— Begin EXTRACTED RECORDS —

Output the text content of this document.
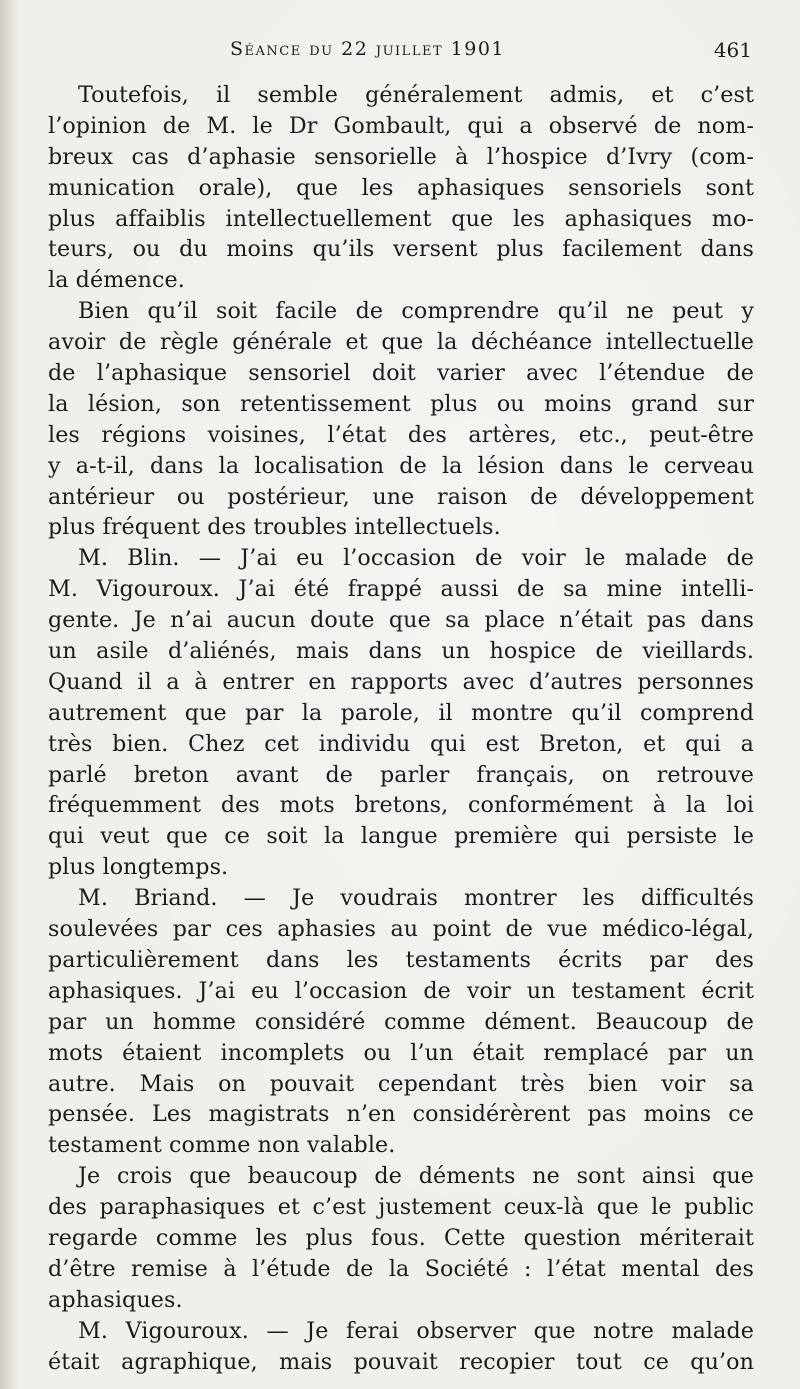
Séance du 22 juillet 1901	461
Toutefois, il semble généralement admis, et c’est
l’opinion de M. le Dr Gombault, qui a observé de nom-
breux cas d’aphasie sensorielle à l’hospice d’Ivry (com-
munication orale), que les aphasiques sensoriels sont
plus affaiblis intellectuellement que les aphasiques mo-
teurs, ou du moins qu’ils versent plus facilement dans
la démence.
Bien qu’il soit facile de comprendre qu’il ne peut y
avoir de règle générale et que la déchéance intellectuelle
de l’aphasique sensoriel doit varier avec l’étendue de
la lésion, son retentissement plus ou moins grand sur
les régions voisines, l’état des artères, etc., peut-être
y a-t-il, dans la localisation de la lésion dans le cerveau
antérieur ou postérieur, une raison de développement
plus fréquent des troubles intellectuels.
M. Blin. — J’ai eu l’occasion de voir le malade de
M. Vigouroux. J’ai été frappé aussi de sa mine intelli-
gente. Je n’ai aucun doute que sa place n’était pas dans
un asile d’aliénés, mais dans un hospice de vieillards.
Quand il a à entrer en rapports avec d’autres personnes
autrement que par la parole, il montre qu’il comprend
très bien. Chez cet individu qui est Breton, et qui a
parlé breton avant de parler français, on retrouve
fréquemment des mots bretons, conformément à la loi
qui veut que ce soit la langue première qui persiste le
plus longtemps.
M. Briand. — Je voudrais montrer les difficultés
soulevées par ces aphasies au point de vue médico-légal,
particulièrement dans les testaments écrits par des
aphasiques. J’ai eu l’occasion de voir un testament écrit
par un homme considéré comme dément. Beaucoup de
mots étaient incomplets ou l’un était remplacé par un
autre. Mais on pouvait cependant très bien voir sa
pensée. Les magistrats n’en considérèrent pas moins ce
testament comme non valable.
Je crois que beaucoup de déments ne sont ainsi que
des paraphasiques et c’est justement ceux-là que le public
regarde comme les plus fous. Cette question mériterait
d’être remise à l’étude de la Société : l’état mental des
aphasiques.
M. Vigouroux. — Je ferai observer que notre malade
était agraphique, mais pouvait recopier tout ce qu’on
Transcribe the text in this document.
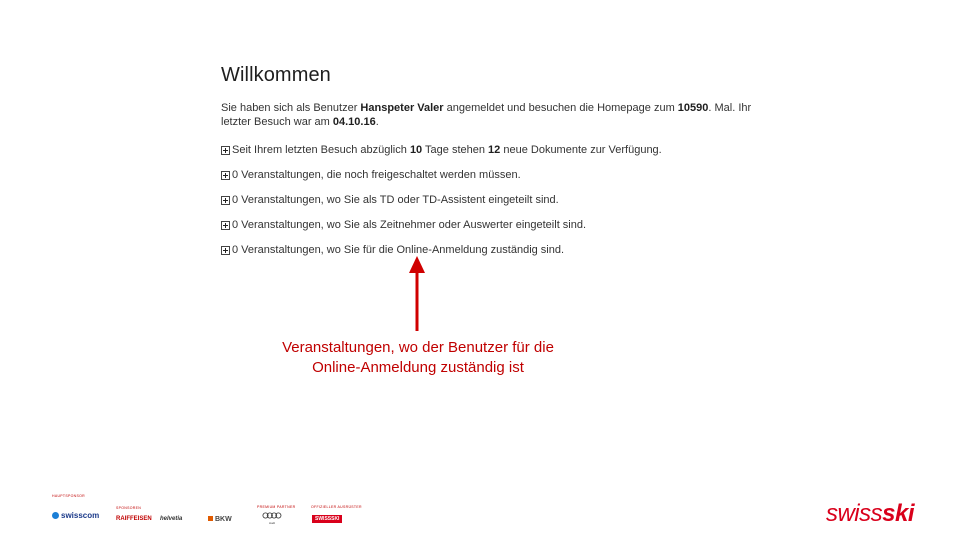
Willkommen

Sie haben sich als Benutzer Hanspeter Valer angemeldet und besuchen die Homepage zum 10590. Mal. Ihr letzter Besuch war am 04.10.16.

Seit Ihrem letzten Besuch abzüglich 10 Tage stehen 12 neue Dokumente zur Verfügung.
0 Veranstaltungen, die noch freigeschaltet werden müssen.
0 Veranstaltungen, wo Sie als TD oder TD-Assistent eingeteilt sind.
0 Veranstaltungen, wo Sie als Zeitnehmer oder Auswerter eingeteilt sind.
0 Veranstaltungen, wo Sie für die Online-Anmeldung zuständig sind.
Veranstaltungen, wo der Benutzer für die
Online-Anmeldung zuständig ist
HAUPTSPONSOR
swisscom
SPONSOREN
RAIFFEISEN helvetia	BKW
PREMIUM PARTNER
Audi
OFFIZIELLER AUSRÜSTER
SWISSSKI	swissski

— End EXTRACTED RECORDS —

WORK TO BE COMPLETED: Lines containing the string "état" are to be selected and copied.

WRITTEN RESPONSE:
les régions voisines, l’état des artères, etc., peut-être
d’être remise à l’étude de la Société : l’état mental des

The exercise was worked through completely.